MATERIAL TO PROCESS:
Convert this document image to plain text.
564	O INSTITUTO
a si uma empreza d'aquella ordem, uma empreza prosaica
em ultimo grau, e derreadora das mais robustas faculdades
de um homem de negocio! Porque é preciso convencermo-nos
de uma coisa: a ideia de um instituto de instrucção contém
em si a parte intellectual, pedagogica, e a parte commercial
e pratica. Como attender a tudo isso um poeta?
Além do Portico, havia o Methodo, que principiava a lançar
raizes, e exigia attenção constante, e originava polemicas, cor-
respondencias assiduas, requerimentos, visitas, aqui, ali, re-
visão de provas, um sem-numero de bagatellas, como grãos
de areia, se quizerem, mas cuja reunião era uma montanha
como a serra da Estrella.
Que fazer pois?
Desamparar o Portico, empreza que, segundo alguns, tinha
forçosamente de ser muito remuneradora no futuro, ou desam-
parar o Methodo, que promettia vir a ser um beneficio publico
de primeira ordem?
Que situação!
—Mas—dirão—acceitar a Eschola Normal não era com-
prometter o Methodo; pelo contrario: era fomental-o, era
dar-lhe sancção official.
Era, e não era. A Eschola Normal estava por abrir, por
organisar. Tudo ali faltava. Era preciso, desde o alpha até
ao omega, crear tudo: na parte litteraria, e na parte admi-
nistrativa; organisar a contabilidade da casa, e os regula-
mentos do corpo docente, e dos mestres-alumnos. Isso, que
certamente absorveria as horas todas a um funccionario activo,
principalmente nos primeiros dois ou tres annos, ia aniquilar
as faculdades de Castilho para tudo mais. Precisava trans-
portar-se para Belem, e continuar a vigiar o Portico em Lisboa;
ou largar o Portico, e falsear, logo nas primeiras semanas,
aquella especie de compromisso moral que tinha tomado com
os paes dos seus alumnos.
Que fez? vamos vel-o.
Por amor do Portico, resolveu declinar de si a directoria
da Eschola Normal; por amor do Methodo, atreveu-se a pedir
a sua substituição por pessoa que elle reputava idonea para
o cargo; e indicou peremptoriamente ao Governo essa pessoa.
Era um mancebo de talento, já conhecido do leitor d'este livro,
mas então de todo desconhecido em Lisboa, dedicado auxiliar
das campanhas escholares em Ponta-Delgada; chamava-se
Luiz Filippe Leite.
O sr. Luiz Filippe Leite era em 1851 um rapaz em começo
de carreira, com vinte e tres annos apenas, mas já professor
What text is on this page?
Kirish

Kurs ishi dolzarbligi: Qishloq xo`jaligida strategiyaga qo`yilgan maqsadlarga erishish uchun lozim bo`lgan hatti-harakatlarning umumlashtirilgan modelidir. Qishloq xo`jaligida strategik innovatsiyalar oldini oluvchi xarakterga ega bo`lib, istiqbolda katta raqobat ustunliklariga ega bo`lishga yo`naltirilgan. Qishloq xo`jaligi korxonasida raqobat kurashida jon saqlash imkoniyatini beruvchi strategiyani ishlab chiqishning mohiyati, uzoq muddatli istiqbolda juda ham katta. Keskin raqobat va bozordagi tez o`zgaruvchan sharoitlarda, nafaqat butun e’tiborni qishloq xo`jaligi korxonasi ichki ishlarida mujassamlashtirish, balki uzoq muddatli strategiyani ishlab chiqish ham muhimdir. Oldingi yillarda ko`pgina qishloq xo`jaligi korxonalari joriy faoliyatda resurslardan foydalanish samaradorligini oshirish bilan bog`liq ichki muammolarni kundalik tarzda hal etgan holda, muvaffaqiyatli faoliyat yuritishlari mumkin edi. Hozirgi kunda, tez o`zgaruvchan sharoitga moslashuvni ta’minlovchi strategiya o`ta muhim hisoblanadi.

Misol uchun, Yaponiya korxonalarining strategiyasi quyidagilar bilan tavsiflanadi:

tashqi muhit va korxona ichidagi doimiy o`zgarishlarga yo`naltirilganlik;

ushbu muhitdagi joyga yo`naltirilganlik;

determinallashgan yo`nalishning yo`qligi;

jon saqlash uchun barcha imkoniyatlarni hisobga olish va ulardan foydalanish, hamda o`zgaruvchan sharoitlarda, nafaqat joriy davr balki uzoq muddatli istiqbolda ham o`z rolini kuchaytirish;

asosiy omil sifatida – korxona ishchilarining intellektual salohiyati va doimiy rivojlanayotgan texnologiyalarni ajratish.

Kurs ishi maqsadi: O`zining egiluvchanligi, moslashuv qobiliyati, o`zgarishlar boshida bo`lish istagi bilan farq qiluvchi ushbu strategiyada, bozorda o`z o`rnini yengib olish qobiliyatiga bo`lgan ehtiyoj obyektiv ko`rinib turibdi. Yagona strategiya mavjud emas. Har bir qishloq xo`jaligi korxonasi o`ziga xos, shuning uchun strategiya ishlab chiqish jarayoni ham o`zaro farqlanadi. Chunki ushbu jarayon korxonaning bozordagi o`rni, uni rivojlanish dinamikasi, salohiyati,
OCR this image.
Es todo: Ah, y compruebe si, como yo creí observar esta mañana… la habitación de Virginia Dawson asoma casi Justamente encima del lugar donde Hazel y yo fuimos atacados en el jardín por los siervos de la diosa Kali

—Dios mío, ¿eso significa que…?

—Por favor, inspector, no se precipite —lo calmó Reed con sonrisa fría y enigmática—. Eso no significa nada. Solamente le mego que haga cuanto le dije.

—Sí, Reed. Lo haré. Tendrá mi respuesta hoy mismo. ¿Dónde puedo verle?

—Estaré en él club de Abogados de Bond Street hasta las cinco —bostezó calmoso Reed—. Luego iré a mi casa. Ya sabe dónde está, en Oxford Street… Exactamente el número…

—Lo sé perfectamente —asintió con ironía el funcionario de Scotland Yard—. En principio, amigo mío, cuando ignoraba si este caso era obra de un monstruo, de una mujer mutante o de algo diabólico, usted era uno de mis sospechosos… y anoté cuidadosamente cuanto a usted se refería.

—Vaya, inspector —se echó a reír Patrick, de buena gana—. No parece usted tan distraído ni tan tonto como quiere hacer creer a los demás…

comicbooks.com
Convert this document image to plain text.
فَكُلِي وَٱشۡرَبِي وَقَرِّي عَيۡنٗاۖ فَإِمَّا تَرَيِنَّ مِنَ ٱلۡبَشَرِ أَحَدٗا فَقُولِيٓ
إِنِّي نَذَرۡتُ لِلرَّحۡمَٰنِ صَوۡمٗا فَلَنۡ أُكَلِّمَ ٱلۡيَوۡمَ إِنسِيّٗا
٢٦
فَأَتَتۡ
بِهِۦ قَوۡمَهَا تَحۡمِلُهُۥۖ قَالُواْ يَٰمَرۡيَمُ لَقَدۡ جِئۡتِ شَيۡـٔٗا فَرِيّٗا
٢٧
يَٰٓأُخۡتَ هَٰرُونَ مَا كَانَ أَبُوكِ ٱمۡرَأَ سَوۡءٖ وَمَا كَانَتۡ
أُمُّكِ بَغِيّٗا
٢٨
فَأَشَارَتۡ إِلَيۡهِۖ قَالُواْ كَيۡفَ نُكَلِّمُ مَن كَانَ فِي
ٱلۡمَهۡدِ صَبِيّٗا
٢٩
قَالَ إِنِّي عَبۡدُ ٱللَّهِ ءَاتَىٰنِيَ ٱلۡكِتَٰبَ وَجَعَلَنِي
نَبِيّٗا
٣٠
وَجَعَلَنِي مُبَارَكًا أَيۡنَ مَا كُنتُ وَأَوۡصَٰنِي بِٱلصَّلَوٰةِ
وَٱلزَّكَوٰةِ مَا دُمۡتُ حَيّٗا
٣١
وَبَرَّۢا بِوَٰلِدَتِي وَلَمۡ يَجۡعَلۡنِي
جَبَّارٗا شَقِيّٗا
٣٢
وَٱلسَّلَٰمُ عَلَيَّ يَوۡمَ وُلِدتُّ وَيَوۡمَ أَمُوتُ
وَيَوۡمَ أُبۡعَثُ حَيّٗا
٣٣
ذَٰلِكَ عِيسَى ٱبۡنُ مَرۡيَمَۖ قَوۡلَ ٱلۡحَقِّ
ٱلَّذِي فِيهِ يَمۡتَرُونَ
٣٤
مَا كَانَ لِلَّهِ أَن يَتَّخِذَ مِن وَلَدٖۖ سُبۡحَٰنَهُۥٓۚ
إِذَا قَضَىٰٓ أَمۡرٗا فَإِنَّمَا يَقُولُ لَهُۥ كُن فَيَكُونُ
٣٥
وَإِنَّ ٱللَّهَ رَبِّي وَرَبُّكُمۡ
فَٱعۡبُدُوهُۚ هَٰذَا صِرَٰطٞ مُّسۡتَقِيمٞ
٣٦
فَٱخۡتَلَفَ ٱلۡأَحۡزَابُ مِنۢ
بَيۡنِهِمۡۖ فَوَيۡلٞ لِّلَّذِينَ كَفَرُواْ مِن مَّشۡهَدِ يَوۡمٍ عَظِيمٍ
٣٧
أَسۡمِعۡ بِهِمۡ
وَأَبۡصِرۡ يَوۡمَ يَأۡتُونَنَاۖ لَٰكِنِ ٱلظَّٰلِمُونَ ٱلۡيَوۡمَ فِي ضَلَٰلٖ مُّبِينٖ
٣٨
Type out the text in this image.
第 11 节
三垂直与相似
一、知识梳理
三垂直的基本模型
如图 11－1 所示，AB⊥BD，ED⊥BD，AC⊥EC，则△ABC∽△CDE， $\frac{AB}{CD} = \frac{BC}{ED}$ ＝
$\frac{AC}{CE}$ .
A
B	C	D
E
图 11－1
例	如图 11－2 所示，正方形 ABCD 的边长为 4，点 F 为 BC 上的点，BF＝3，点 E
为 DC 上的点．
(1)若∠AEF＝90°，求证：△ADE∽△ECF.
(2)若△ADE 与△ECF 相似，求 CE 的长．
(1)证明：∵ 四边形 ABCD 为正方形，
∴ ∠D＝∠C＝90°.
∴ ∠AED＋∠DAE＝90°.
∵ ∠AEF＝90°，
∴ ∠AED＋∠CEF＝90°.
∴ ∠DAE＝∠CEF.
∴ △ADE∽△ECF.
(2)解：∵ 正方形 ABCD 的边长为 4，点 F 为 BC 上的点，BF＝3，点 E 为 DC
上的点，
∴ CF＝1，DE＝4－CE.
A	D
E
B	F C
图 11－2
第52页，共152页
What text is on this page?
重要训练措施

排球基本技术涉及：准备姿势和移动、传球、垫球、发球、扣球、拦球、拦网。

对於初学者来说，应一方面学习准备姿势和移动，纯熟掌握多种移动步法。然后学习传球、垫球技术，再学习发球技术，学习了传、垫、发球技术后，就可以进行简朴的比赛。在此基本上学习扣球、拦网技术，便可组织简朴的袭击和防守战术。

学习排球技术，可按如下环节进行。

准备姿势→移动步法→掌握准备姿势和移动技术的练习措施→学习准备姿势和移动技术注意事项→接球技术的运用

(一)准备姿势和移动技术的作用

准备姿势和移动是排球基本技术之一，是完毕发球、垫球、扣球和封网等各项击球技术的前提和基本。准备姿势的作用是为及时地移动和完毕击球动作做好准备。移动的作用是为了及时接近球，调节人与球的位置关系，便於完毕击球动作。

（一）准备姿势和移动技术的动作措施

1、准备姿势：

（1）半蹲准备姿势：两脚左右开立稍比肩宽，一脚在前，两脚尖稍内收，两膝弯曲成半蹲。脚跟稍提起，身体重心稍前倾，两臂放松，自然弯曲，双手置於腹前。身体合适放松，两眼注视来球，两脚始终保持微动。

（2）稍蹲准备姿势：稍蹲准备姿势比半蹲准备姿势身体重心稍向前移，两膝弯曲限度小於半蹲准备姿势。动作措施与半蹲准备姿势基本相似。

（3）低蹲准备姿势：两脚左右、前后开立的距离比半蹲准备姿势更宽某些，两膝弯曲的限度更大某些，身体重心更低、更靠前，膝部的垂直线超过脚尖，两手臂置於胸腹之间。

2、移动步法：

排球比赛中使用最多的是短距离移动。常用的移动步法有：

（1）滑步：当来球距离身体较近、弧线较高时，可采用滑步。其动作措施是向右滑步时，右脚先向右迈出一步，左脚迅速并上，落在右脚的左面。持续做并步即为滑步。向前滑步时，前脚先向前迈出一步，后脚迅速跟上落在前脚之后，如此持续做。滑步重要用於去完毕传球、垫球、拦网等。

PROBLEM TO WORK ON: Gather every line from the entries above where the word "ordem" appears, and copy them.

SOLUTION FOR THIS TASK:
a si uma empreza d'aquella ordem, uma empreza prosaica
de primeira ordem?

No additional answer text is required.